» **EXERCISE REQUIREMENTS**: Lines containing the word "можливостями" are to be counted; state their number and nothing further.

» **ITEMS**:
----------------
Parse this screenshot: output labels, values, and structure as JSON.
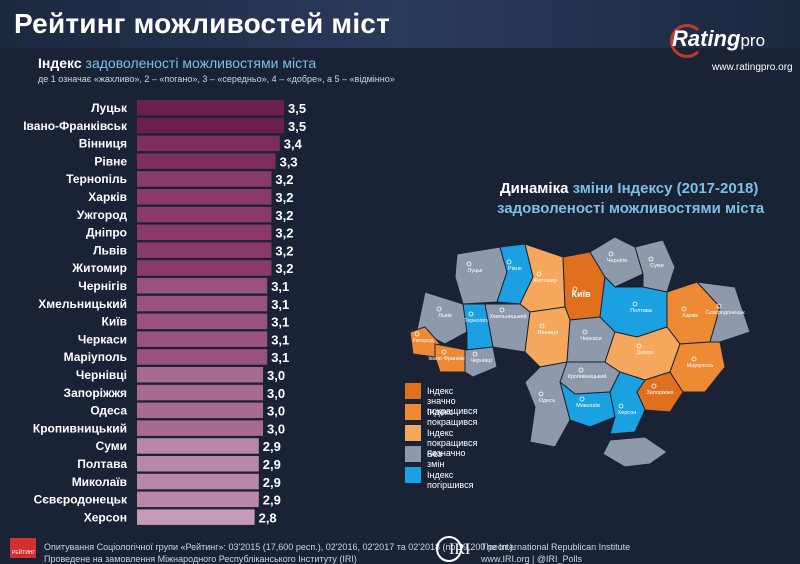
{
  "header": {
    "title": "Рейтинг можливостей міст",
    "logo_main": "Rating",
    "logo_pro": "pro",
    "logo_url": "www.ratingpro.org"
  },
  "left_chart": {
    "title_bold": "Індекс",
    "title_rest": " задоволеності можливостями міста",
    "subtitle": "де 1 означає «жахливо», 2 – «погано», 3 – «середньо», 4 – «добре», а 5 – «відмінно»"
  },
  "chart_data": {
    "type": "bar",
    "orientation": "horizontal",
    "categories": [
      "Луцьк",
      "Івано-Франківськ",
      "Вінниця",
      "Рівне",
      "Тернопіль",
      "Харків",
      "Ужгород",
      "Дніпро",
      "Львів",
      "Житомир",
      "Чернігів",
      "Хмельницький",
      "Київ",
      "Черкаси",
      "Маріуполь",
      "Чернівці",
      "Запоріжжя",
      "Одеса",
      "Кропивницький",
      "Суми",
      "Полтава",
      "Миколаїв",
      "Сєвєродонецьк",
      "Херсон"
    ],
    "values": [
      3.5,
      3.5,
      3.4,
      3.3,
      3.2,
      3.2,
      3.2,
      3.2,
      3.2,
      3.2,
      3.1,
      3.1,
      3.1,
      3.1,
      3.1,
      3.0,
      3.0,
      3.0,
      3.0,
      2.9,
      2.9,
      2.9,
      2.9,
      2.8
    ],
    "value_labels": [
      "3,5",
      "3,5",
      "3,4",
      "3,3",
      "3,2",
      "3,2",
      "3,2",
      "3,2",
      "3,2",
      "3,2",
      "3,1",
      "3,1",
      "3,1",
      "3,1",
      "3,1",
      "3,0",
      "3,0",
      "3,0",
      "3,0",
      "2,9",
      "2,9",
      "2,9",
      "2,9",
      "2,8"
    ],
    "colors": [
      "#6b1f4e",
      "#6b1f4e",
      "#7d2e5e",
      "#7d2e5e",
      "#8a3a6a",
      "#8a3a6a",
      "#8a3a6a",
      "#8a3a6a",
      "#8a3a6a",
      "#8a3a6a",
      "#9a5080",
      "#9a5080",
      "#9a5080",
      "#9a5080",
      "#9a5080",
      "#a86a90",
      "#a86a90",
      "#a86a90",
      "#a86a90",
      "#b987a8",
      "#b987a8",
      "#b987a8",
      "#b987a8",
      "#c49ab6"
    ],
    "xlim": [
      0,
      3.5
    ]
  },
  "map": {
    "title_bold": "Динаміка",
    "title_rest": " зміни Індексу (2017-2018)",
    "title_line2": "задоволеності можливостями міста",
    "legend": [
      {
        "label": "Індекс значно покращився",
        "color": "#e0701e"
      },
      {
        "label": "Індекс покращився",
        "color": "#ee8a33"
      },
      {
        "label": "Індекс покращився незначно",
        "color": "#f5a85c"
      },
      {
        "label": "Без змін",
        "color": "#8e9aab"
      },
      {
        "label": "Індекс погіршився",
        "color": "#1ba1e2"
      }
    ],
    "region_labels": [
      "Луцьк",
      "Рівне",
      "Житомир",
      "Київ",
      "Чернігів",
      "Суми",
      "Львів",
      "Тернопіль",
      "Хмельницький",
      "Вінниця",
      "Черкаси",
      "Полтава",
      "Харків",
      "Сєвєродонецьк",
      "Ужгород",
      "Івано-Франківськ",
      "Чернівці",
      "Кропивницький",
      "Дніпро",
      "Запоріжжя",
      "Маріуполь",
      "Миколаїв",
      "Одеса",
      "Херсон"
    ]
  },
  "footer": {
    "logo_text": "РЕЙТИНГ",
    "line1": "Опитування Соціологічної групи «Рейтинг»: 03'2015 (17,600 респ.), 02'2016, 02'2017 та 02'2018 (по 19,200 респ.).",
    "line2": "Проведене на замовлення Міжнародного Республіканського Інституту (IRI)",
    "iri_logo": "IRI",
    "iri_name": "The International Republican Institute",
    "iri_site": "www.IRI.org | @IRI_Polls"
  }
}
----------------
» **ANSWER TO THIS TASK**: 2